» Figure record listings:
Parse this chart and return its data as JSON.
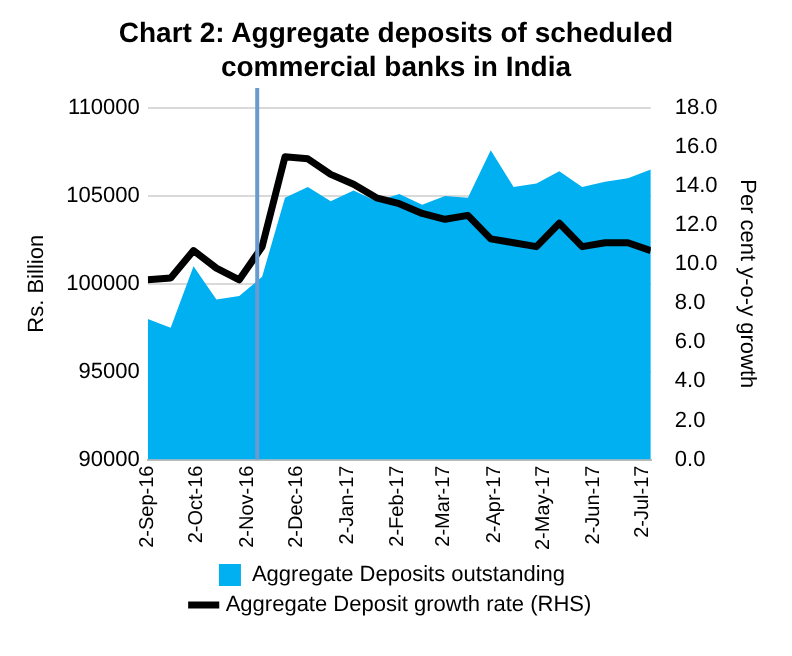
{
  "chart_data": {
    "type": "area",
    "title": "Chart 2: Aggregate deposits of scheduled commercial banks in India",
    "ylabel": "Rs. Billion",
    "y2label": "Per cent y-o-y growth",
    "x": [
      "2016-09-02",
      "2016-09-16",
      "2016-09-30",
      "2016-10-14",
      "2016-10-28",
      "2016-11-11",
      "2016-11-25",
      "2016-12-09",
      "2016-12-23",
      "2017-01-06",
      "2017-01-20",
      "2017-02-03",
      "2017-02-17",
      "2017-03-03",
      "2017-03-17",
      "2017-03-31",
      "2017-04-14",
      "2017-04-28",
      "2017-05-12",
      "2017-05-26",
      "2017-06-09",
      "2017-06-23",
      "2017-07-07"
    ],
    "series": [
      {
        "name": "Aggregate Deposits outstanding",
        "type": "area",
        "color": "#00b0f0",
        "values": [
          98000,
          97500,
          101000,
          99100,
          99300,
          100400,
          104900,
          105500,
          104700,
          105300,
          104700,
          105100,
          104500,
          105000,
          104900,
          107600,
          105500,
          105700,
          106400,
          105500,
          105800,
          106000,
          106500
        ]
      },
      {
        "name": "Aggregate Deposit growth rate (RHS)",
        "type": "line",
        "axis": "y2",
        "color": "#000000",
        "values": [
          9.2,
          9.3,
          10.7,
          9.8,
          9.2,
          10.9,
          15.5,
          15.4,
          14.6,
          14.1,
          13.4,
          13.1,
          12.6,
          12.3,
          12.5,
          11.3,
          11.1,
          10.9,
          12.1,
          10.9,
          11.1,
          11.1,
          10.7
        ]
      }
    ],
    "xlim": [
      "2016-09-02",
      "2017-07-07"
    ],
    "xticks": [
      {
        "value": "2016-09-02",
        "label": "2-Sep-16"
      },
      {
        "value": "2016-10-02",
        "label": "2-Oct-16"
      },
      {
        "value": "2016-11-02",
        "label": "2-Nov-16"
      },
      {
        "value": "2016-12-02",
        "label": "2-Dec-16"
      },
      {
        "value": "2017-01-02",
        "label": "2-Jan-17"
      },
      {
        "value": "2017-02-02",
        "label": "2-Feb-17"
      },
      {
        "value": "2017-03-02",
        "label": "2-Mar-17"
      },
      {
        "value": "2017-04-02",
        "label": "2-Apr-17"
      },
      {
        "value": "2017-05-02",
        "label": "2-May-17"
      },
      {
        "value": "2017-06-02",
        "label": "2-Jun-17"
      },
      {
        "value": "2017-07-02",
        "label": "2-Jul-17"
      }
    ],
    "ylim": [
      90000,
      110000
    ],
    "yticks": [
      90000,
      95000,
      100000,
      105000,
      110000
    ],
    "y2lim": [
      0,
      18
    ],
    "y2ticks": [
      {
        "value": 0,
        "label": "0.0"
      },
      {
        "value": 2,
        "label": "2.0"
      },
      {
        "value": 4,
        "label": "4.0"
      },
      {
        "value": 6,
        "label": "6.0"
      },
      {
        "value": 8,
        "label": "8.0"
      },
      {
        "value": 10,
        "label": "10.0"
      },
      {
        "value": 12,
        "label": "12.0"
      },
      {
        "value": 14,
        "label": "14.0"
      },
      {
        "value": 16,
        "label": "16.0"
      },
      {
        "value": 18,
        "label": "18.0"
      }
    ],
    "ref_lines": [
      {
        "axis": "x",
        "value": "2016-11-08",
        "color": "#6a9bd0"
      }
    ],
    "grid": "y",
    "legend": "bottom",
    "marker": "none",
    "line_style": "solid"
  }
}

» INSTRUCTIONS TO FOLLOW: From the records above, copy every line that holds the word "color".

» EXERCISE RESULT:
        "color": "#00b0f0",
        "color": "#000000",
        "color": "#6a9bd0"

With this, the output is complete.